* [The exercise] Print all the data, keeping every line exactly as it is.

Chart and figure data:
********************
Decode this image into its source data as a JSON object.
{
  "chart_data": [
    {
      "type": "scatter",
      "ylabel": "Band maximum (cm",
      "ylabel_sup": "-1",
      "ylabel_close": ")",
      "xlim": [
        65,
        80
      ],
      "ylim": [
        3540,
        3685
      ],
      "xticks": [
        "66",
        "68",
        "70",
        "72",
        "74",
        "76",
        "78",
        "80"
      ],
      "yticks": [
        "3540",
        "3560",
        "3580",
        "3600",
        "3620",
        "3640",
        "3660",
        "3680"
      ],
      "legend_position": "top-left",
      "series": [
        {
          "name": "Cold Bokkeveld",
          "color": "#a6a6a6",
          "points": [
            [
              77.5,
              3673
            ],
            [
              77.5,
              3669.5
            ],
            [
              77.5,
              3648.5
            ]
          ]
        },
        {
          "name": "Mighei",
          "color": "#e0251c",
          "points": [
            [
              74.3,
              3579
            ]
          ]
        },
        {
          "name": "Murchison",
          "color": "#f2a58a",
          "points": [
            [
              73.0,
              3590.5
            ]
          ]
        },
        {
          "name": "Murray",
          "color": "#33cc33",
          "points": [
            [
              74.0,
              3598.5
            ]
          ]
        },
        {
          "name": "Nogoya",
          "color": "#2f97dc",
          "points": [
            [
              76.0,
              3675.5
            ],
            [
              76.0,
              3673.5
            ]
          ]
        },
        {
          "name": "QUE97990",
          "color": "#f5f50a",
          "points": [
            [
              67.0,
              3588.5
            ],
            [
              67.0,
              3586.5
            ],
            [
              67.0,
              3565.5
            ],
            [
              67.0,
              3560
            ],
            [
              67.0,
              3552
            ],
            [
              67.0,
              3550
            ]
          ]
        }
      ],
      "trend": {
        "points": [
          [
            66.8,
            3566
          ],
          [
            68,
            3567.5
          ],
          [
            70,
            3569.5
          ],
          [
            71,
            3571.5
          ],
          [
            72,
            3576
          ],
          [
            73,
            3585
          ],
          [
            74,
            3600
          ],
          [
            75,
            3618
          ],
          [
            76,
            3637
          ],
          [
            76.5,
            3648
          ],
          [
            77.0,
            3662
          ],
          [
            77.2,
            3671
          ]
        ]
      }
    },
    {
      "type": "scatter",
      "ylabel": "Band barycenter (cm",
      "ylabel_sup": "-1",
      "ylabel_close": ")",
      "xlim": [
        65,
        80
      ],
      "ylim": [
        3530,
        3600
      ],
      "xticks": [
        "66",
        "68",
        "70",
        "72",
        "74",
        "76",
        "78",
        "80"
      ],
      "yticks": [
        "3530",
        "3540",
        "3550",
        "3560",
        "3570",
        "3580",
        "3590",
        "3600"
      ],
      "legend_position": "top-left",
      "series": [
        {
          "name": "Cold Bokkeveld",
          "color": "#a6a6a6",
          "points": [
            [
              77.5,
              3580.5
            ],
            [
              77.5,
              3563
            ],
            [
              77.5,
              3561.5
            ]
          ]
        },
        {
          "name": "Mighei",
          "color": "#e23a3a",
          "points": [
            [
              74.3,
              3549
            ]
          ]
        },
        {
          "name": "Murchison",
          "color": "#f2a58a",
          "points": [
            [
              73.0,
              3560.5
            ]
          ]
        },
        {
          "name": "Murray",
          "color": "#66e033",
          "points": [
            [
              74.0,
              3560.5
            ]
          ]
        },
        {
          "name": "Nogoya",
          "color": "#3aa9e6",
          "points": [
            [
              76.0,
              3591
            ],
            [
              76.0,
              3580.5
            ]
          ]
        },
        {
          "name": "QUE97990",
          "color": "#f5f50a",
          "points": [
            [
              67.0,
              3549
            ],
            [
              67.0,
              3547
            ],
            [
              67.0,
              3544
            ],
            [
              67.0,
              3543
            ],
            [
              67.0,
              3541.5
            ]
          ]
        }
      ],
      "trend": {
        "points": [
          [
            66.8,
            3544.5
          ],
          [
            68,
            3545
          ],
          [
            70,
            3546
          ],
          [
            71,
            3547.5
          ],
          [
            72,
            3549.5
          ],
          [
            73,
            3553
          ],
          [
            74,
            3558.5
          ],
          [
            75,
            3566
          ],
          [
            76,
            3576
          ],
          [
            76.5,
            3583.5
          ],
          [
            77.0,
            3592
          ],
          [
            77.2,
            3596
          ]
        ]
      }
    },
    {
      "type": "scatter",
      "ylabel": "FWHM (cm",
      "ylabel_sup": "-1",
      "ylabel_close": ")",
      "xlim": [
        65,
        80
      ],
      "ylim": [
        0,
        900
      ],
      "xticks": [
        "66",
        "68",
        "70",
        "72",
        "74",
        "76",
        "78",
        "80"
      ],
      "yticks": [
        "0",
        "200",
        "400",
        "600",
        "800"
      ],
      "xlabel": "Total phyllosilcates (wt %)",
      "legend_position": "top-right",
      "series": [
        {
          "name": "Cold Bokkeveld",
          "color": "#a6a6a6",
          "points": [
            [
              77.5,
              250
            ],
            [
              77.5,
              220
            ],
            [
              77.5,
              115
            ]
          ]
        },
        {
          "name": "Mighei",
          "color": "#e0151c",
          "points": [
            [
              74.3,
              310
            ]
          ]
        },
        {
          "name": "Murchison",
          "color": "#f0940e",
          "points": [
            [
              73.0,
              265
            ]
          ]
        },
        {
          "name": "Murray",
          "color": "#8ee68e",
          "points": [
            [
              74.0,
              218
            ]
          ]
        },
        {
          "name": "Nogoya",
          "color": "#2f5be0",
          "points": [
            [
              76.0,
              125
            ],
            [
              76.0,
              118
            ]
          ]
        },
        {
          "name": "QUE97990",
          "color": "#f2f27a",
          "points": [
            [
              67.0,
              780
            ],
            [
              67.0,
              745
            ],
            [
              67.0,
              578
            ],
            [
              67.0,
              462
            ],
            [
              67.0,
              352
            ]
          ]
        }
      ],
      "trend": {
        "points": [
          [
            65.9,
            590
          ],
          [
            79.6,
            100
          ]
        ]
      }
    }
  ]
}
********************
* [Written solution]
Decode this image into its source data as a JSON object.
{
  "chart_data": [
    {
      "type": "scatter",
      "ylabel": "Band maximum (cm",
      "ylabel_sup": "-1",
      "ylabel_close": ")",
      "xlim": [
        65,
        80
      ],
      "ylim": [
        3540,
        3685
      ],
      "xticks": [
        "66",
        "68",
        "70",
        "72",
        "74",
        "76",
        "78",
        "80"
      ],
      "yticks": [
        "3540",
        "3560",
        "3580",
        "3600",
        "3620",
        "3640",
        "3660",
        "3680"
      ],
      "legend_position": "top-left",
      "series": [
        {
          "name": "Cold Bokkeveld",
          "color": "#a6a6a6",
          "points": [
            [
              77.5,
              3673
            ],
            [
              77.5,
              3669.5
            ],
            [
              77.5,
              3648.5
            ]
          ]
        },
        {
          "name": "Mighei",
          "color": "#e0251c",
          "points": [
            [
              74.3,
              3579
            ]
          ]
        },
        {
          "name": "Murchison",
          "color": "#f2a58a",
          "points": [
            [
              73.0,
              3590.5
            ]
          ]
        },
        {
          "name": "Murray",
          "color": "#33cc33",
          "points": [
            [
              74.0,
              3598.5
            ]
          ]
        },
        {
          "name": "Nogoya",
          "color": "#2f97dc",
          "points": [
            [
              76.0,
              3675.5
            ],
            [
              76.0,
              3673.5
            ]
          ]
        },
        {
          "name": "QUE97990",
          "color": "#f5f50a",
          "points": [
            [
              67.0,
              3588.5
            ],
            [
              67.0,
              3586.5
            ],
            [
              67.0,
              3565.5
            ],
            [
              67.0,
              3560
            ],
            [
              67.0,
              3552
            ],
            [
              67.0,
              3550
            ]
          ]
        }
      ],
      "trend": {
        "points": [
          [
            66.8,
            3566
          ],
          [
            68,
            3567.5
          ],
          [
            70,
            3569.5
          ],
          [
            71,
            3571.5
          ],
          [
            72,
            3576
          ],
          [
            73,
            3585
          ],
          [
            74,
            3600
          ],
          [
            75,
            3618
          ],
          [
            76,
            3637
          ],
          [
            76.5,
            3648
          ],
          [
            77.0,
            3662
          ],
          [
            77.2,
            3671
          ]
        ]
      }
    },
    {
      "type": "scatter",
      "ylabel": "Band barycenter (cm",
      "ylabel_sup": "-1",
      "ylabel_close": ")",
      "xlim": [
        65,
        80
      ],
      "ylim": [
        3530,
        3600
      ],
      "xticks": [
        "66",
        "68",
        "70",
        "72",
        "74",
        "76",
        "78",
        "80"
      ],
      "yticks": [
        "3530",
        "3540",
        "3550",
        "3560",
        "3570",
        "3580",
        "3590",
        "3600"
      ],
      "legend_position": "top-left",
      "series": [
        {
          "name": "Cold Bokkeveld",
          "color": "#a6a6a6",
          "points": [
            [
              77.5,
              3580.5
            ],
            [
              77.5,
              3563
            ],
            [
              77.5,
              3561.5
            ]
          ]
        },
        {
          "name": "Mighei",
          "color": "#e23a3a",
          "points": [
            [
              74.3,
              3549
            ]
          ]
        },
        {
          "name": "Murchison",
          "color": "#f2a58a",
          "points": [
            [
              73.0,
              3560.5
            ]
          ]
        },
        {
          "name": "Murray",
          "color": "#66e033",
          "points": [
            [
              74.0,
              3560.5
            ]
          ]
        },
        {
          "name": "Nogoya",
          "color": "#3aa9e6",
          "points": [
            [
              76.0,
              3591
            ],
            [
              76.0,
              3580.5
            ]
          ]
        },
        {
          "name": "QUE97990",
          "color": "#f5f50a",
          "points": [
            [
              67.0,
              3549
            ],
            [
              67.0,
              3547
            ],
            [
              67.0,
              3544
            ],
            [
              67.0,
              3543
            ],
            [
              67.0,
              3541.5
            ]
          ]
        }
      ],
      "trend": {
        "points": [
          [
            66.8,
            3544.5
          ],
          [
            68,
            3545
          ],
          [
            70,
            3546
          ],
          [
            71,
            3547.5
          ],
          [
            72,
            3549.5
          ],
          [
            73,
            3553
          ],
          [
            74,
            3558.5
          ],
          [
            75,
            3566
          ],
          [
            76,
            3576
          ],
          [
            76.5,
            3583.5
          ],
          [
            77.0,
            3592
          ],
          [
            77.2,
            3596
          ]
        ]
      }
    },
    {
      "type": "scatter",
      "ylabel": "FWHM (cm",
      "ylabel_sup": "-1",
      "ylabel_close": ")",
      "xlim": [
        65,
        80
      ],
      "ylim": [
        0,
        900
      ],
      "xticks": [
        "66",
        "68",
        "70",
        "72",
        "74",
        "76",
        "78",
        "80"
      ],
      "yticks": [
        "0",
        "200",
        "400",
        "600",
        "800"
      ],
      "xlabel": "Total phyllosilcates (wt %)",
      "legend_position": "top-right",
      "series": [
        {
          "name": "Cold Bokkeveld",
          "color": "#a6a6a6",
          "points": [
            [
              77.5,
              250
            ],
            [
              77.5,
              220
            ],
            [
              77.5,
              115
            ]
          ]
        },
        {
          "name": "Mighei",
          "color": "#e0151c",
          "points": [
            [
              74.3,
              310
            ]
          ]
        },
        {
          "name": "Murchison",
          "color": "#f0940e",
          "points": [
            [
              73.0,
              265
            ]
          ]
        },
        {
          "name": "Murray",
          "color": "#8ee68e",
          "points": [
            [
              74.0,
              218
            ]
          ]
        },
        {
          "name": "Nogoya",
          "color": "#2f5be0",
          "points": [
            [
              76.0,
              125
            ],
            [
              76.0,
              118
            ]
          ]
        },
        {
          "name": "QUE97990",
          "color": "#f2f27a",
          "points": [
            [
              67.0,
              780
            ],
            [
              67.0,
              745
            ],
            [
              67.0,
              578
            ],
            [
              67.0,
              462
            ],
            [
              67.0,
              352
            ]
          ]
        }
      ],
      "trend": {
        "points": [
          [
            65.9,
            590
          ],
          [
            79.6,
            100
          ]
        ]
      }
    }
  ]
}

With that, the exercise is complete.